# Request
Locate the word "ACCESS" in the material, then show every line that holds it.

::: Dataset excerpts

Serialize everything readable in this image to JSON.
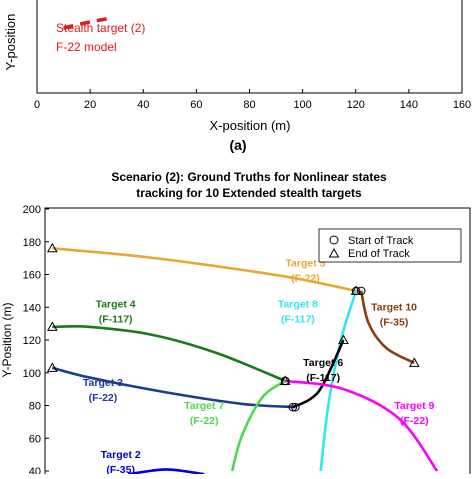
{
  "chart_data": [
    {
      "type": "line",
      "partial": true,
      "title": "",
      "xlabel": "X-position (m)",
      "ylabel": "Y-position",
      "xlim": [
        0,
        160
      ],
      "xticks": [
        "0",
        "20",
        "40",
        "60",
        "80",
        "100",
        "120",
        "140",
        "160"
      ],
      "annotations": [
        "Stealth target (2)",
        "F-22 model"
      ],
      "series": [
        {
          "name": "Stealth target (2)",
          "color": "#e11b1b",
          "style": "dashed",
          "x": [
            10,
            18,
            28
          ],
          "y": [
            null,
            null,
            null
          ]
        }
      ],
      "caption": "(a)"
    },
    {
      "type": "line",
      "title": "Scenario (2):  Ground Truths for  Nonlinear states\ntracking for 10 Extended stealth targets",
      "title_lines": [
        "Scenario (2):  Ground Truths for  Nonlinear states",
        "tracking for 10 Extended stealth targets"
      ],
      "xlabel": "",
      "ylabel": "Y-Position (m)",
      "ylim": [
        40,
        200
      ],
      "yticks": [
        40,
        60,
        80,
        100,
        120,
        140,
        160,
        180,
        200
      ],
      "legend": {
        "placement": "top-right",
        "entries": [
          "Start of Track",
          "End of Track"
        ]
      },
      "series": [
        {
          "label": "Target 5",
          "model": "(F-22)",
          "color": "#e6a832",
          "x": [
            115,
            90,
            60,
            30,
            -5
          ],
          "y": [
            150,
            158,
            165,
            171,
            176
          ]
        },
        {
          "label": "Target 4",
          "model": "(F-117)",
          "color": "#1a7a1a",
          "x": [
            87,
            60,
            35,
            10,
            -5
          ],
          "y": [
            95,
            112,
            123,
            128,
            128
          ]
        },
        {
          "label": "Target 3",
          "model": "(F-22)",
          "color": "#1f3a93",
          "x": [
            91,
            70,
            40,
            10,
            -5
          ],
          "y": [
            79,
            81,
            88,
            97,
            103
          ]
        },
        {
          "label": "Target 10",
          "model": "(F-35)",
          "color": "#8b3a10",
          "x": [
            117,
            120,
            127,
            138
          ],
          "y": [
            150,
            130,
            115,
            106
          ]
        },
        {
          "label": "Target 8",
          "model": "(F-117)",
          "color": "#33e6f0",
          "x": [
            101,
            104,
            109,
            115
          ],
          "y": [
            40,
            80,
            120,
            150
          ]
        },
        {
          "label": "Target 6",
          "model": "(F-117)",
          "color": "#000000",
          "x": [
            90,
            97,
            102,
            110
          ],
          "y": [
            79,
            84,
            93,
            120
          ]
        },
        {
          "label": "Target 7",
          "model": "(F-22)",
          "color": "#4cd94c",
          "x": [
            66,
            70,
            78,
            87
          ],
          "y": [
            40,
            62,
            85,
            95
          ]
        },
        {
          "label": "Target 9",
          "model": "(F-22)",
          "color": "#ff00ff",
          "x": [
            87,
            110,
            132,
            147
          ],
          "y": [
            95,
            90,
            72,
            40
          ]
        },
        {
          "label": "Target 2",
          "model": "(F-35)",
          "color": "#0000dd",
          "x": [
            25,
            40,
            55
          ],
          "y": [
            38,
            41,
            38
          ]
        }
      ]
    }
  ]
}
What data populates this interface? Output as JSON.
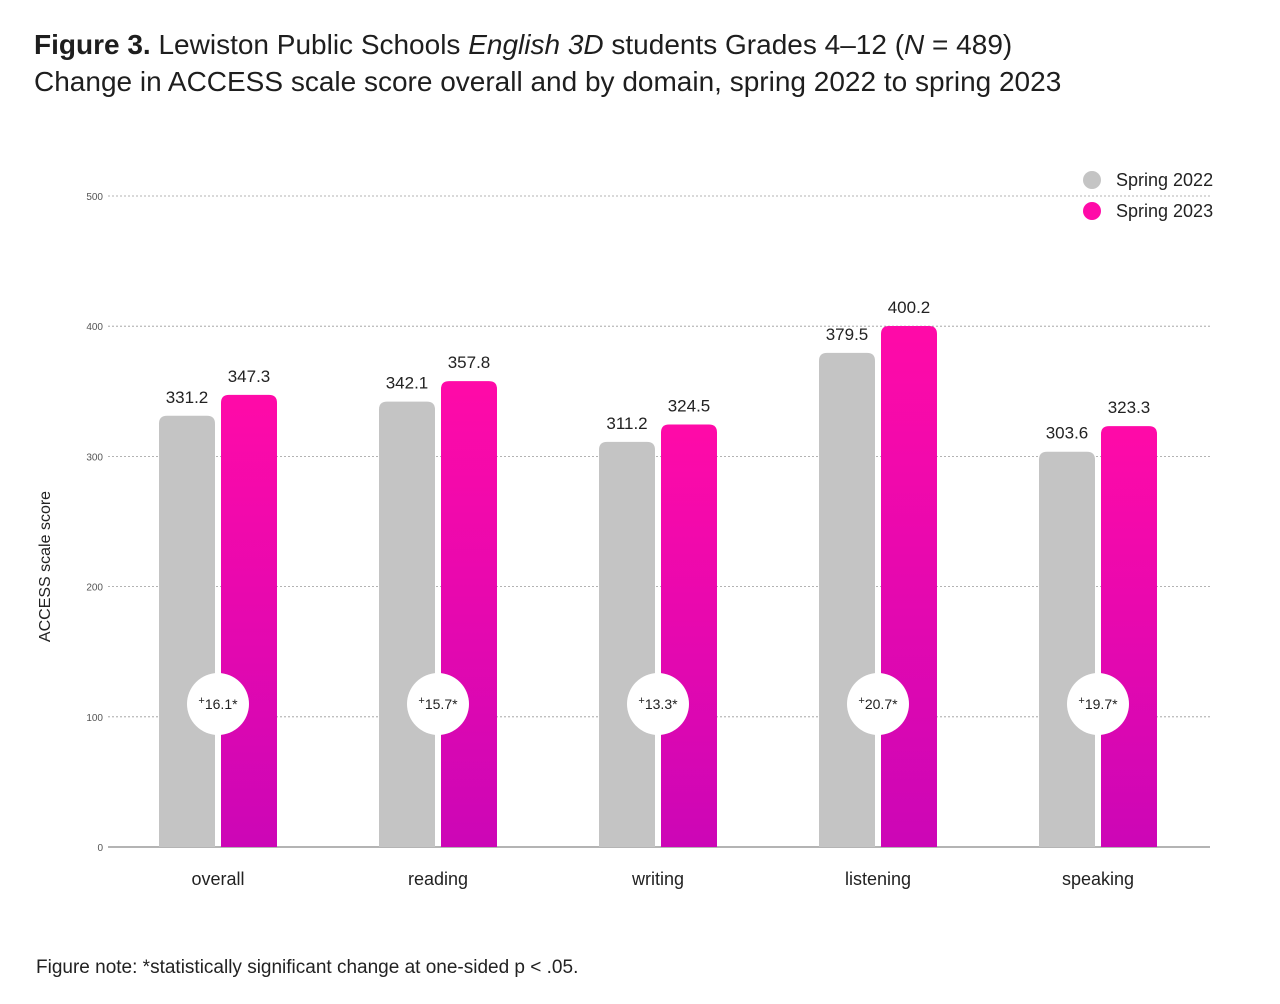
{
  "title": {
    "fig_label": "Figure 3.",
    "text_a": " Lewiston Public Schools ",
    "program": "English 3D",
    "text_b": " students Grades 4–12 (",
    "n_symbol": "N",
    "text_c": " = 489)",
    "subtitle": "Change in ACCESS scale score overall and by domain, spring 2022 to spring 2023"
  },
  "note": "Figure note: *statistically significant change at one-sided p < .05.",
  "colors": {
    "spring2022": "#c4c4c4",
    "spring2023_top": "#ff0aa8",
    "spring2023_bottom": "#cc06b6",
    "grid": "#9a9a9a",
    "axis": "#888888"
  },
  "chart_data": {
    "type": "bar",
    "ylabel": "ACCESS scale score",
    "xlabel": "",
    "ylim": [
      0,
      500
    ],
    "yticks": [
      0,
      100,
      200,
      300,
      400,
      500
    ],
    "grid": true,
    "legend_position": "top-right",
    "categories": [
      "overall",
      "reading",
      "writing",
      "listening",
      "speaking"
    ],
    "series": [
      {
        "name": "Spring 2022",
        "values": [
          331.2,
          342.1,
          311.2,
          379.5,
          303.6
        ],
        "labels": [
          "331.2",
          "342.1",
          "311.2",
          "379.5",
          "303.6"
        ]
      },
      {
        "name": "Spring 2023",
        "values": [
          347.3,
          357.8,
          324.5,
          400.2,
          323.3
        ],
        "labels": [
          "347.3",
          "357.8",
          "324.5",
          "400.2",
          "323.3"
        ]
      }
    ],
    "change_labels": [
      "16.1*",
      "15.7*",
      "13.3*",
      "20.7*",
      "19.7*"
    ],
    "change_sign": "+"
  }
}
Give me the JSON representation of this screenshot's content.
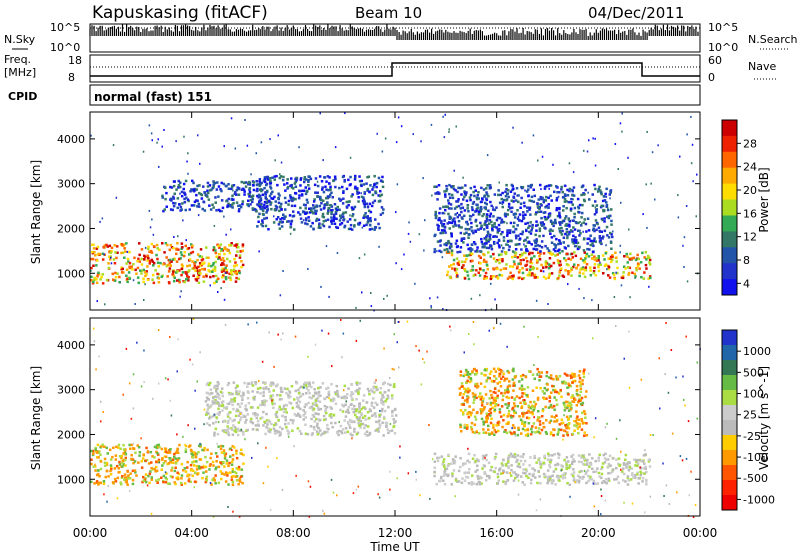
{
  "header": {
    "site": "Kapuskasing (fitACF)",
    "beam": "Beam 10",
    "date": "04/Dec/2011"
  },
  "top_panels": {
    "nsky_label": "N.Sky",
    "nsky_ticks": [
      "10^5",
      "10^0"
    ],
    "nsearch_label": "N.Search",
    "nsearch_ticks": [
      "10^5",
      "10^0"
    ],
    "freq_label": "Freq.",
    "freq_unit": "[MHz]",
    "freq_ticks": [
      "18",
      "8"
    ],
    "nave_label": "Nave",
    "nave_ticks": [
      "60",
      "0"
    ],
    "cpid_label": "CPID",
    "cpid_value": "normal (fast) 151"
  },
  "x_axis": {
    "label": "Time UT",
    "ticks": [
      "00:00",
      "04:00",
      "08:00",
      "12:00",
      "16:00",
      "20:00",
      "00:00"
    ]
  },
  "power_colorbar": {
    "label": "Power [dB]",
    "ticks": [
      "28",
      "24",
      "20",
      "16",
      "12",
      "8",
      "4"
    ],
    "colors": [
      "#cc0000",
      "#ee2200",
      "#ff6600",
      "#ffaa00",
      "#ffdd00",
      "#aadd22",
      "#33aa55",
      "#337766",
      "#2255aa",
      "#2233cc",
      "#1111ee"
    ]
  },
  "velocity_colorbar": {
    "label": "Velocity [m s^-1]",
    "ticks": [
      "1000",
      "500",
      "100",
      "25",
      "-25",
      "-100",
      "-500",
      "-1000"
    ],
    "colors": [
      "#2233cc",
      "#2266aa",
      "#337755",
      "#66bb44",
      "#aadd44",
      "#cccccc",
      "#bbbbbb",
      "#ffcc00",
      "#ff9900",
      "#ff5500",
      "#ff2200",
      "#ee0000"
    ]
  },
  "chart_data": [
    {
      "type": "heatmap",
      "title": "Power",
      "ylabel": "Slant Range [km]",
      "ylim": [
        180,
        4600
      ],
      "yticks": [
        1000,
        2000,
        3000,
        4000
      ],
      "xlim_hours": [
        0,
        24
      ],
      "regions": [
        {
          "t": [
            0.0,
            6.0
          ],
          "r": [
            800,
            1700
          ],
          "level": "high"
        },
        {
          "t": [
            2.8,
            7.0
          ],
          "r": [
            2400,
            3100
          ],
          "level": "low"
        },
        {
          "t": [
            6.5,
            11.5
          ],
          "r": [
            2000,
            3200
          ],
          "level": "low"
        },
        {
          "t": [
            14.0,
            22.0
          ],
          "r": [
            900,
            1500
          ],
          "level": "high"
        },
        {
          "t": [
            13.5,
            20.5
          ],
          "r": [
            1500,
            3000
          ],
          "level": "low"
        }
      ]
    },
    {
      "type": "heatmap",
      "title": "Velocity",
      "ylabel": "Slant Range [km]",
      "ylim": [
        180,
        4600
      ],
      "yticks": [
        1000,
        2000,
        3000,
        4000
      ],
      "xlim_hours": [
        0,
        24
      ],
      "regions": [
        {
          "t": [
            0.0,
            6.0
          ],
          "r": [
            900,
            1800
          ],
          "vel": "-100 to -500"
        },
        {
          "t": [
            4.5,
            12.0
          ],
          "r": [
            2000,
            3200
          ],
          "vel": "-25 to 25"
        },
        {
          "t": [
            13.5,
            22.0
          ],
          "r": [
            900,
            1600
          ],
          "vel": "-25 to 25"
        },
        {
          "t": [
            14.5,
            19.5
          ],
          "r": [
            2000,
            3500
          ],
          "vel": "-100 to -500"
        }
      ]
    }
  ]
}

::::::

# Response
    "subtitle": "Change in ACCESS scale score overall and by domain, spring 2022 to spring 2023"
    "ylabel": "ACCESS scale score",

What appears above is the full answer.